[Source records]
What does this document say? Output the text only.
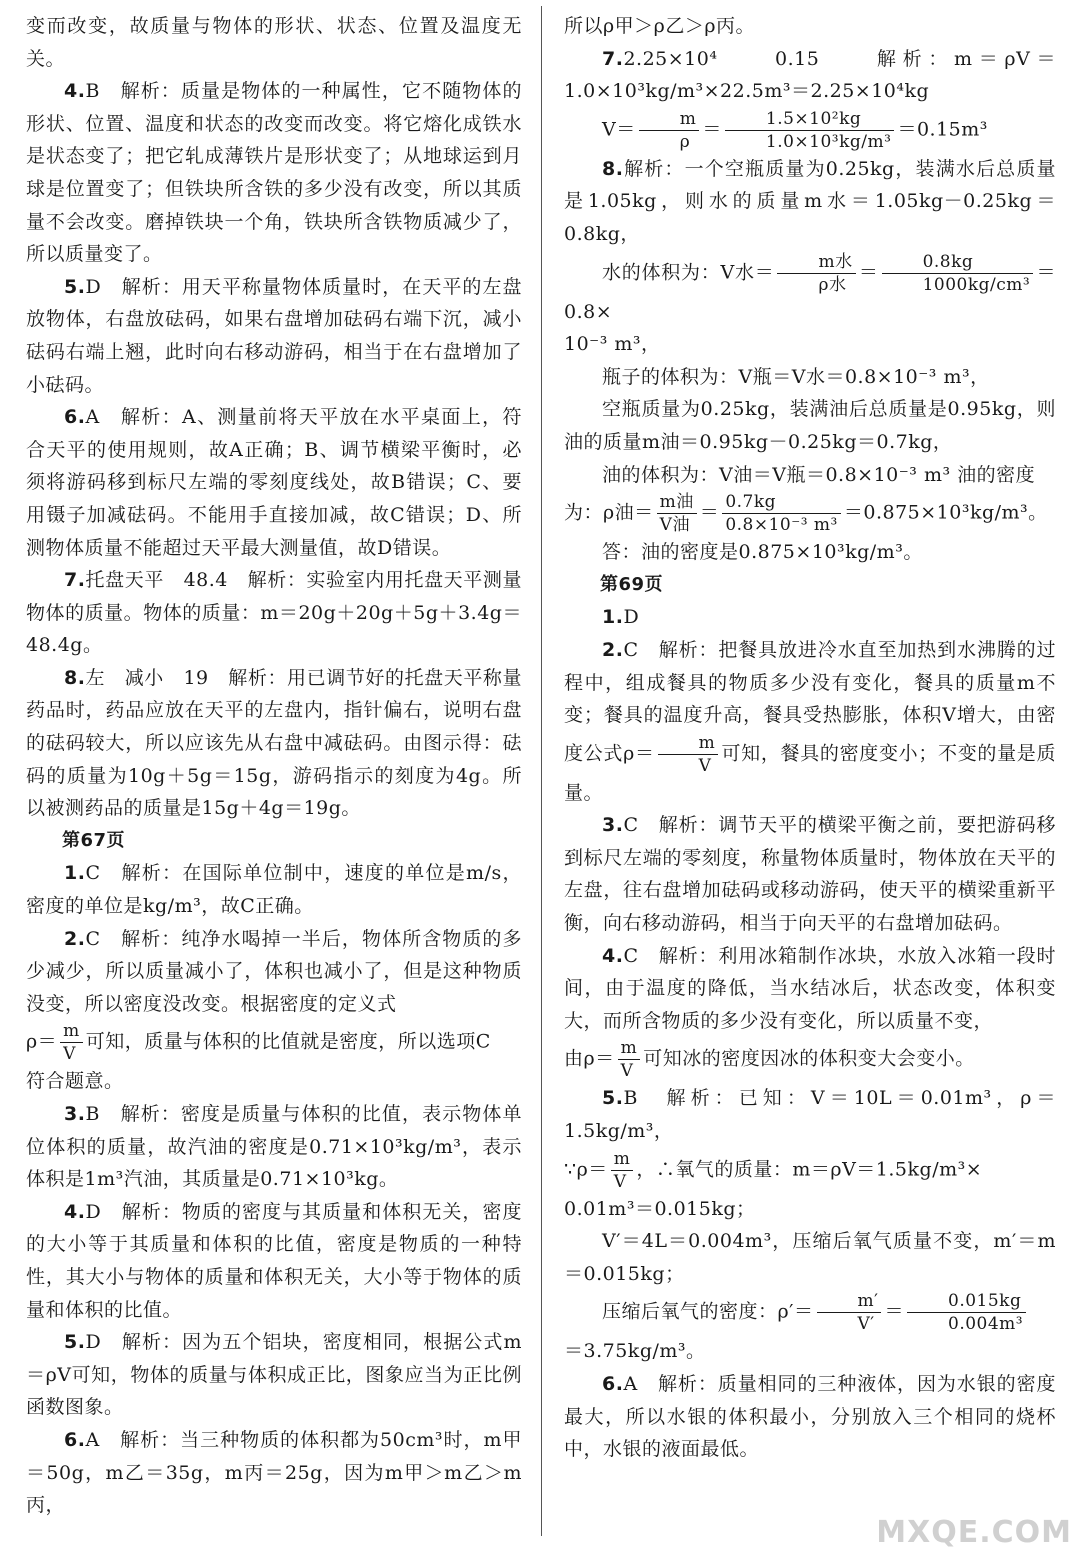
变而改变，故质量与物体的形状、状态、位置及温度无关。

4.B　解析：质量是物体的一种属性，它不随物体的形状、位置、温度和状态的改变而改变。将它熔化成铁水是状态变了；把它轧成薄铁片是形状变了；从地球运到月球是位置变了；但铁块所含铁的多少没有改变，所以其质量不会改变。磨掉铁块一个角，铁块所含铁物质减少了，所以质量变了。

5.D　解析：用天平称量物体质量时，在天平的左盘放物体，右盘放砝码，如果右盘增加砝码右端下沉，减小砝码右端上翘，此时向右移动游码，相当于在右盘增加了小砝码。

6.A　解析：A、测量前将天平放在水平桌面上，符合天平的使用规则，故A正确；B、调节横梁平衡时，必须将游码移到标尺左端的零刻度线处，故B错误；C、要用镊子加减砝码。不能用手直接加减，故C错误；D、所测物体质量不能超过天平最大测量值，故D错误。

7.托盘天平　48.4　解析：实验室内用托盘天平测量物体的质量。物体的质量：m＝20g＋20g＋5g＋3.4g＝48.4g。

8.左　减小　19　解析：用已调节好的托盘天平称量药品时，药品应放在天平的左盘内，指针偏右，说明右盘的砝码较大，所以应该先从右盘中减砝码。由图示得：砝码的质量为10g＋5g＝15g，游码指示的刻度为4g。所以被测药品的质量是15g＋4g＝19g。

第67页

1.C　解析：在国际单位制中，速度的单位是m/s，密度的单位是kg/m³，故C正确。

2.C　解析：纯净水喝掉一半后，物体所含物质的多少减少，所以质量减小了，体积也减小了，但是这种物质没变，所以密度没改变。根据密度的定义式

$\rho= \frac{m}{V}$ 可知，质量与体积的比值就是密度，所以选项C

符合题意。

3.B　解析：密度是质量与体积的比值，表示物体单位体积的质量，故汽油的密度是0.71×10³kg/m³，表示体积是1m³汽油，其质量是0.71×10³kg。

4.D　解析：物质的密度与其质量和体积无关，密度的大小等于其质量和体积的比值，密度是物质的一种特性，其大小与物体的质量和体积无关，大小等于物体的质量和体积的比值。

5.D　解析：因为五个铝块，密度相同，根据公式m＝ρV可知，物体的质量与体积成正比，图象应当为正比例函数图象。

6.A　解析：当三种物质的体积都为50cm³时，m甲＝50g，m乙＝35g，m丙＝25g，因为m甲＞m乙＞m丙，

所以ρ甲＞ρ乙＞ρ丙。

7.2.25×10⁴　　0.15　　解析：m＝ρV＝1.0×10³kg/m³×22.5m³＝2.25×10⁴kg

$V= \frac{m}{\rho} = \frac{\text{1.5×10²kg}}{\text{1.0×10³kg/m³}} =0.15m^3$

8.解析：一个空瓶质量为0.25kg，装满水后总质量是1.05kg，则水的质量m水＝1.05kg－0.25kg＝0.8kg，

水的体积为：V水＝ $\frac{\text{m水}}{\text{ρ水}} = \frac{0.8kg}{\text{1000kg/cm³}} =0.8\times$

10⁻³ m³，

瓶子的体积为：V瓶＝V水＝0.8×10⁻³ m³，

空瓶质量为0.25kg，装满油后总质量是0.95kg，则油的质量m油＝0.95kg－0.25kg＝0.7kg，

油的体积为：V油＝V瓶＝0.8×10⁻³ m³ 油的密度

为：ρ油＝ $\frac{\text{m油}}{\text{V油}} = \frac{0.7kg}{\text{0.8×10⁻³ m³}} =0.875\times 10^3kg/m^3$。

答：油的密度是0.875×10³kg/m³。

第69页

1.D

2.C　解析：把餐具放进冷水直至加热到水沸腾的过程中，组成餐具的物质多少没有变化，餐具的质量m不变；餐具的温度升高，餐具受热膨胀，体积V增大，由密度公式$\rho= \frac{m}{V}$ 可知，餐具的密度变小；不变的量是质量。

3.C　解析：调节天平的横梁平衡之前，要把游码移到标尺左端的零刻度，称量物体质量时，物体放在天平的左盘，往右盘增加砝码或移动游码，使天平的横梁重新平衡，向右移动游码，相当于向天平的右盘增加砝码。

4.C　解析：利用冰箱制作冰块，水放入冰箱一段时间，由于温度的降低，当水结冰后，状态改变，体积变大，而所含物质的多少没有变化，所以质量不变，

由$\rho= \frac{m}{V}$ 可知冰的密度因冰的体积变大会变小。

5.B　解析：已知：V＝10L＝0.01m³，ρ＝1.5kg/m³，

∵ρ＝ $\frac{m}{V}$ ，∴氧气的质量：m＝ρV＝1.5kg/m³×

0.01m³＝0.015kg；

V′＝4L＝0.004m³，压缩后氧气质量不变，m′＝m＝0.015kg；

压缩后氧气的密度：$\rho'= \frac{m'}{V'} = \frac{0.015kg}{\text{0.004m³}}$

＝3.75kg/m³。

6.A　解析：质量相同的三种液体，因为水银的密度最大，所以水银的体积最小，分别放入三个相同的烧杯中，水银的液面最低。

MXQE.COM
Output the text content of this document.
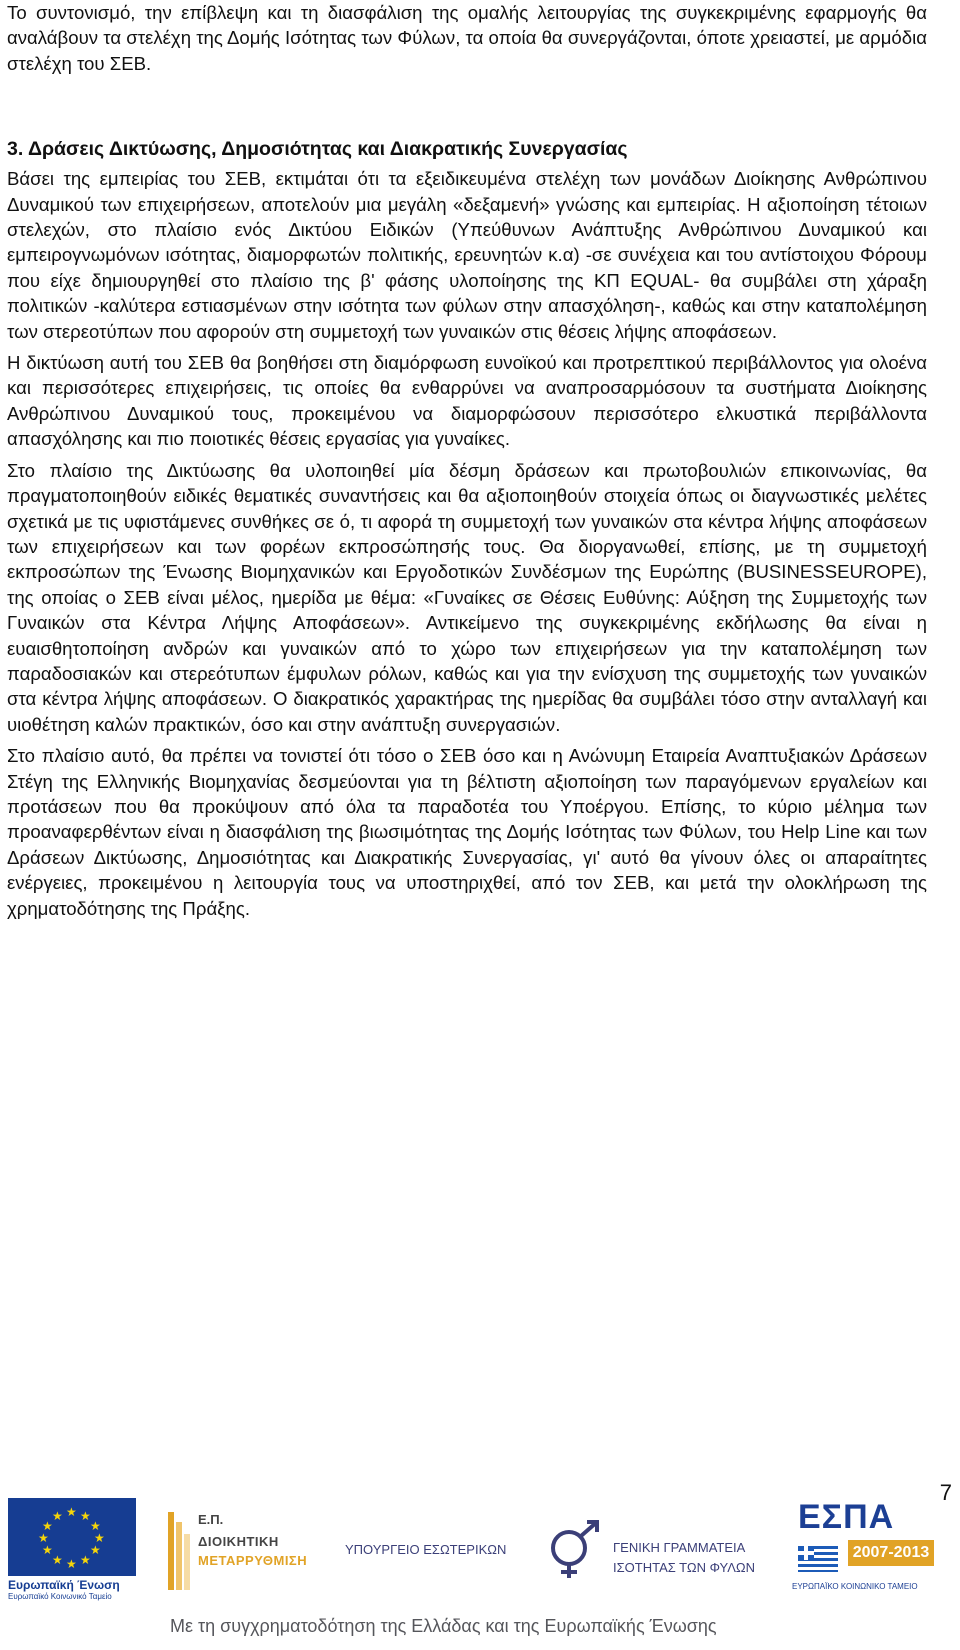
Το συντονισμό, την επίβλεψη και τη διασφάλιση της ομαλής λειτουργίας της συγκεκριμένης εφαρμογής θα αναλάβουν τα στελέχη της Δομής Ισότητας των Φύλων, τα οποία θα συνεργάζονται, όποτε χρειαστεί, με αρμόδια στελέχη του ΣΕΒ.

3. Δράσεις Δικτύωσης, Δημοσιότητας και Διακρατικής Συνεργασίας

Βάσει της εμπειρίας του ΣΕΒ, εκτιμάται ότι τα εξειδικευμένα στελέχη των μονάδων Διοίκησης Ανθρώπινου Δυναμικού των επιχειρήσεων, αποτελούν μια μεγάλη «δεξαμενή» γνώσης και εμπειρίας. Η αξιοποίηση τέτοιων στελεχών, στο πλαίσιο ενός Δικτύου Ειδικών (Υπεύθυνων Ανάπτυξης Ανθρώπινου Δυναμικού και εμπειρογνωμόνων ισότητας, διαμορφωτών πολιτικής, ερευνητών κ.α) -σε συνέχεια και του αντίστοιχου Φόρουμ που είχε δημιουργηθεί στο πλαίσιο της β' φάσης υλοποίησης της ΚΠ EQUAL- θα συμβάλει στη χάραξη πολιτικών -καλύτερα εστιασμένων στην ισότητα των φύλων στην απασχόληση-, καθώς και στην καταπολέμηση των στερεοτύπων που αφορούν στη συμμετοχή των γυναικών στις θέσεις λήψης αποφάσεων.

Η δικτύωση αυτή του ΣΕΒ θα βοηθήσει στη διαμόρφωση ευνοϊκού και προτρεπτικού περιβάλλοντος για ολοένα και περισσότερες επιχειρήσεις, τις οποίες θα ενθαρρύνει να αναπροσαρμόσουν τα συστήματα Διοίκησης Ανθρώπινου Δυναμικού τους, προκειμένου να διαμορφώσουν περισσότερο ελκυστικά περιβάλλοντα απασχόλησης και πιο ποιοτικές θέσεις εργασίας για γυναίκες.

Στο πλαίσιο της Δικτύωσης θα υλοποιηθεί μία δέσμη δράσεων και πρωτοβουλιών επικοινωνίας, θα πραγματοποιηθούν ειδικές θεματικές συναντήσεις και θα αξιοποιηθούν στοιχεία όπως οι διαγνωστικές μελέτες σχετικά με τις υφιστάμενες συνθήκες σε ό, τι αφορά τη συμμετοχή των γυναικών στα κέντρα λήψης αποφάσεων των επιχειρήσεων και των φορέων εκπροσώπησής τους. Θα διοργανωθεί, επίσης, με τη συμμετοχή εκπροσώπων της Ένωσης Βιομηχανικών και Εργοδοτικών Συνδέσμων της Ευρώπης (BUSINESSEUROPE), της οποίας ο ΣΕΒ είναι μέλος, ημερίδα με θέμα: «Γυναίκες σε Θέσεις Ευθύνης: Αύξηση της Συμμετοχής των Γυναικών στα Κέντρα Λήψης Αποφάσεων». Αντικείμενο της συγκεκριμένης εκδήλωσης θα είναι η ευαισθητοποίηση ανδρών και γυναικών από το χώρο των επιχειρήσεων για την καταπολέμηση των παραδοσιακών και στερεότυπων έμφυλων ρόλων, καθώς και για την ενίσχυση της συμμετοχής των γυναικών στα κέντρα λήψης αποφάσεων. Ο διακρατικός χαρακτήρας της ημερίδας θα συμβάλει τόσο στην ανταλλαγή και υιοθέτηση καλών πρακτικών, όσο και στην ανάπτυξη συνεργασιών.

Στο πλαίσιο αυτό, θα πρέπει να τονιστεί ότι τόσο ο ΣΕΒ όσο και η Ανώνυμη Εταιρεία Αναπτυξιακών Δράσεων Στέγη της Ελληνικής Βιομηχανίας δεσμεύονται για τη βέλτιστη αξιοποίηση των παραγόμενων εργαλείων και προτάσεων που θα προκύψουν από όλα τα παραδοτέα του Υποέργου. Επίσης, το κύριο μέλημα των προαναφερθέντων είναι η διασφάλιση της βιωσιμότητας της Δομής Ισότητας των Φύλων, του Help Line και των Δράσεων Δικτύωσης, Δημοσιότητας και Διακρατικής Συνεργασίας, γι' αυτό θα γίνουν όλες οι απαραίτητες ενέργειες, προκειμένου η λειτουργία τους να υποστηριχθεί, από τον ΣΕΒ, και μετά την ολοκλήρωση της χρηματοδότησης της Πράξης.

7
★ ★
★
★
★
★
★
★
★
★
★
★
Ευρωπαϊκή Ένωση
Ευρωπαϊκό Κοινωνικό Ταμείο
Ε.Π.
ΔΙΟΙΚΗΤΙΚΗ
ΜΕΤΑΡΡΥΘΜΙΣΗ
ΥΠΟΥΡΓΕΙΟ ΕΣΩΤΕΡΙΚΩΝ	ΓΕΝΙΚΗ ΓΡΑΜΜΑΤΕΙΑ
ΙΣΟΤΗΤΑΣ ΤΩΝ ΦΥΛΩΝ
ΕΣΠΑ
2007-2013
ΕΥΡΩΠΑΪΚΟ ΚΟΙΝΩΝΙΚΟ ΤΑΜΕΙΟ
Με τη συγχρηματοδότηση της Ελλάδας και της Ευρωπαϊκής Ένωσης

## AIM OF THE EXERCISE
Search the listing for the word "συμβάλει" and return each line that holds it.

## ANSWER TO THIS EXERCISE
Βάσει της εμπειρίας του ΣΕΒ, εκτιμάται ότι τα εξειδικευμένα στελέχη των μονάδων Διοίκησης Ανθρώπινου Δυναμικού των επιχειρήσεων, αποτελούν μια μεγάλη «δεξαμενή» γνώσης και εμπειρίας. Η αξιοποίηση τέτοιων στελεχών, στο πλαίσιο ενός Δικτύου Ειδικών (Υπεύθυνων Ανάπτυξης Ανθρώπινου Δυναμικού και εμπειρογνωμόνων ισότητας, διαμορφωτών πολιτικής, ερευνητών κ.α) -σε συνέχεια και του αντίστοιχου Φόρουμ που είχε δημιουργηθεί στο πλαίσιο της β' φάσης υλοποίησης της ΚΠ EQUAL- θα συμβάλει στη χάραξη πολιτικών -καλύτερα εστιασμένων στην ισότητα των φύλων στην απασχόληση-, καθώς και στην καταπολέμηση των στερεοτύπων που αφορούν στη συμμετοχή των γυναικών στις θέσεις λήψης αποφάσεων.
Στο πλαίσιο της Δικτύωσης θα υλοποιηθεί μία δέσμη δράσεων και πρωτοβουλιών επικοινωνίας, θα πραγματοποιηθούν ειδικές θεματικές συναντήσεις και θα αξιοποιηθούν στοιχεία όπως οι διαγνωστικές μελέτες σχετικά με τις υφιστάμενες συνθήκες σε ό, τι αφορά τη συμμετοχή των γυναικών στα κέντρα λήψης αποφάσεων των επιχειρήσεων και των φορέων εκπροσώπησής τους. Θα διοργανωθεί, επίσης, με τη συμμετοχή εκπροσώπων της Ένωσης Βιομηχανικών και Εργοδοτικών Συνδέσμων της Ευρώπης (BUSINESSEUROPE), της οποίας ο ΣΕΒ είναι μέλος, ημερίδα με θέμα: «Γυναίκες σε Θέσεις Ευθύνης: Αύξηση της Συμμετοχής των Γυναικών στα Κέντρα Λήψης Αποφάσεων». Αντικείμενο της συγκεκριμένης εκδήλωσης θα είναι η ευαισθητοποίηση ανδρών και γυναικών από το χώρο των επιχειρήσεων για την καταπολέμηση των παραδοσιακών και στερεότυπων έμφυλων ρόλων, καθώς και για την ενίσχυση της συμμετοχής των γυναικών στα κέντρα λήψης αποφάσεων. Ο διακρατικός χαρακτήρας της ημερίδας θα συμβάλει τόσο στην ανταλλαγή και υιοθέτηση καλών πρακτικών, όσο και στην ανάπτυξη συνεργασιών.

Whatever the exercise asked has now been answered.